-- Given information --
* BEGIN *
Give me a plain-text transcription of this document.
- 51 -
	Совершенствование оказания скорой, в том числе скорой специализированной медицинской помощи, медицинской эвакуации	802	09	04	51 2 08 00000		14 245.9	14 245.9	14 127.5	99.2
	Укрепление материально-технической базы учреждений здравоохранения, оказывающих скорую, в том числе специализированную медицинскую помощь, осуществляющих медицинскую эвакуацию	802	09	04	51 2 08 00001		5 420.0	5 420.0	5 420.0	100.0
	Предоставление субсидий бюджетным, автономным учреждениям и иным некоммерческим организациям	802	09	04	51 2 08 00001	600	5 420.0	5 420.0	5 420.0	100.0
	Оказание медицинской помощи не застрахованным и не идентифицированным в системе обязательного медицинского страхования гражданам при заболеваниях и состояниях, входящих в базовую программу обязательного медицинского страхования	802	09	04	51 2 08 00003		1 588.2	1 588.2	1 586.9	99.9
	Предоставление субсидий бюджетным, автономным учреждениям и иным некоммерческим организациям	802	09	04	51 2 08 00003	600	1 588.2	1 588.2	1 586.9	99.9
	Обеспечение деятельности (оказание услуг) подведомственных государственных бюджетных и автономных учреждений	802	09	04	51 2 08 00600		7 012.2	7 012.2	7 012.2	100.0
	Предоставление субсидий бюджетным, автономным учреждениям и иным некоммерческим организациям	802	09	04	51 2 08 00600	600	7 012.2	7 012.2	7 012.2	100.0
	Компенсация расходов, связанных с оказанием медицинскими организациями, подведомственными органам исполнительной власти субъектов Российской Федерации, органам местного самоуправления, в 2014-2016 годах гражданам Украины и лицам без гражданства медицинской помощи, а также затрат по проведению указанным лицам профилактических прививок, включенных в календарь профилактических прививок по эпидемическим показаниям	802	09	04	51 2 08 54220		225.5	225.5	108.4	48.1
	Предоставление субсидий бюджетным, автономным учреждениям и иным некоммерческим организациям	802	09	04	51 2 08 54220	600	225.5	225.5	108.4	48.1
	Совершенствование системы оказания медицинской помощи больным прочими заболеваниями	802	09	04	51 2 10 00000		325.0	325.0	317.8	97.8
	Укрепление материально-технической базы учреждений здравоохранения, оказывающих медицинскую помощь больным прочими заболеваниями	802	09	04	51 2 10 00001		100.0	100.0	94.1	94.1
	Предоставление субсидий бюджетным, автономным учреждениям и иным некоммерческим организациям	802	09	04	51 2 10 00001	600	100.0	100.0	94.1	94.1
* END *
* BEGIN *
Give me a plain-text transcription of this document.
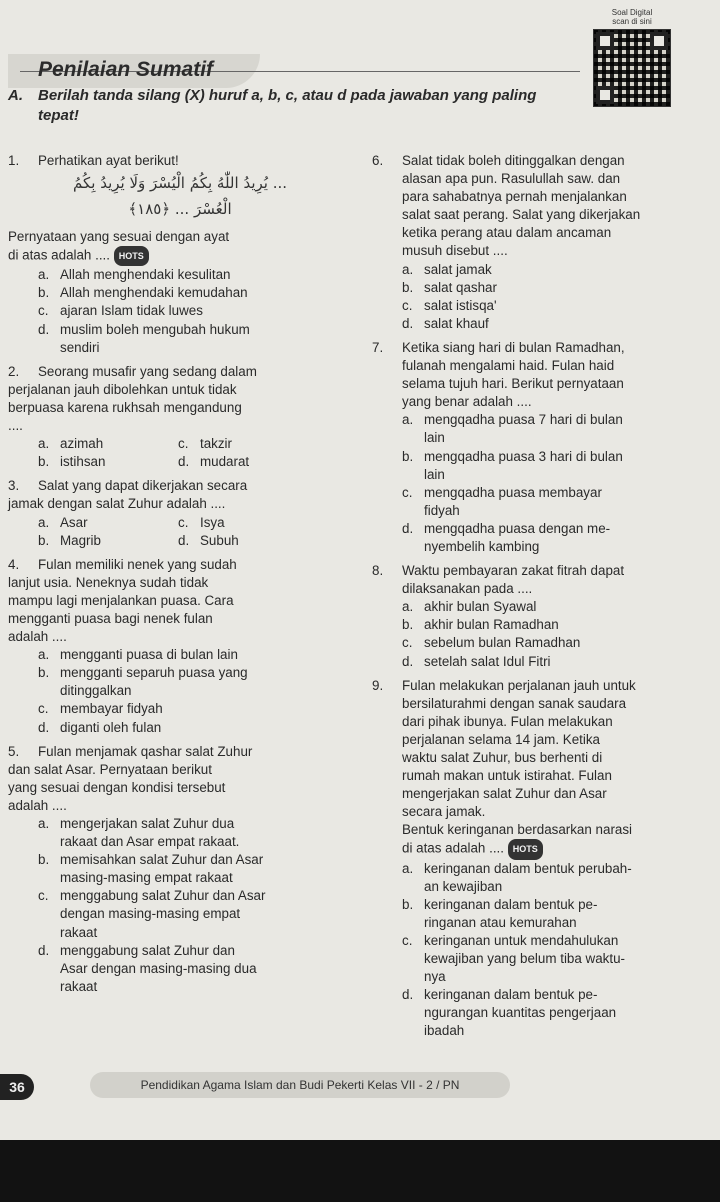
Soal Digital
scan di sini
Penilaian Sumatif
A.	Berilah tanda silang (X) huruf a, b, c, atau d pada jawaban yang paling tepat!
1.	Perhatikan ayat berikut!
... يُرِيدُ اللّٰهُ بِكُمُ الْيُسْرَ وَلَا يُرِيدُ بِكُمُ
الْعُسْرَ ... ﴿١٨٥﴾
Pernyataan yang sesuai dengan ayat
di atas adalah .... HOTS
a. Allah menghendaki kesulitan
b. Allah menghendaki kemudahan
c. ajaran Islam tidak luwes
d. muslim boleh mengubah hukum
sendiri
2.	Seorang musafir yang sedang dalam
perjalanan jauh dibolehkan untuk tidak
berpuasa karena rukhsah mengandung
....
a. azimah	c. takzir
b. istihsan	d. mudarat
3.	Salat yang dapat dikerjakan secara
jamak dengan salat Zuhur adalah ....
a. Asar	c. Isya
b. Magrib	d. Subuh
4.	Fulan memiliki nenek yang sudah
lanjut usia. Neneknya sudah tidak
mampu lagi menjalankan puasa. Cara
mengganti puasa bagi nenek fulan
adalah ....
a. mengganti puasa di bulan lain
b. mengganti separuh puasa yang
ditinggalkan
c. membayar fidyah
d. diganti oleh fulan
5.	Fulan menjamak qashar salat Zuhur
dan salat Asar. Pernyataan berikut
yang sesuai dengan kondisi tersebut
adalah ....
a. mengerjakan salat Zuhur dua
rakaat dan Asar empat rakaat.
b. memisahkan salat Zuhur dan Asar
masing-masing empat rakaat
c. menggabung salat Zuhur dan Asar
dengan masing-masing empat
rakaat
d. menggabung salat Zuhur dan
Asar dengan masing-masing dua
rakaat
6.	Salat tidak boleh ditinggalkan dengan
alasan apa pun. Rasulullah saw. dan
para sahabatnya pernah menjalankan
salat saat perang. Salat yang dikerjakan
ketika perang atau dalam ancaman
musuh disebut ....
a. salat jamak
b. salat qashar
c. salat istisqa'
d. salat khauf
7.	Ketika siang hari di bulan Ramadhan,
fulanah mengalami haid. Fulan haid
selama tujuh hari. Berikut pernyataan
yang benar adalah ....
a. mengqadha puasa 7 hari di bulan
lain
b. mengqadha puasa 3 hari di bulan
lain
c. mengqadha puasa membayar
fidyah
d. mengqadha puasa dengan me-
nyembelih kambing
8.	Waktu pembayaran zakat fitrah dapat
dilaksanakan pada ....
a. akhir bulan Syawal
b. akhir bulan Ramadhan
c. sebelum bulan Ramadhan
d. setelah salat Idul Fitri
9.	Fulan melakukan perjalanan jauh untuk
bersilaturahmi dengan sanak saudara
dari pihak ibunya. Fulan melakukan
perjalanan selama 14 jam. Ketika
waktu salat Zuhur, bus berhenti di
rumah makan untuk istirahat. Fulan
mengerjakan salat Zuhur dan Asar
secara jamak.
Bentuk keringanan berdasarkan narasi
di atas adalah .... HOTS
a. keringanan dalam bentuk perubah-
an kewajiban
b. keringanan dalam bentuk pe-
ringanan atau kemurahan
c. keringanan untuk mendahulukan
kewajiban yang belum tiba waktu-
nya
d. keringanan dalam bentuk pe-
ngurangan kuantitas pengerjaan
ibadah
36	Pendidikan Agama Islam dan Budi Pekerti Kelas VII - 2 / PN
* END *
-- Stated task --
Count how many lines hold the string "perang" and give that number alone.

-- Response --
2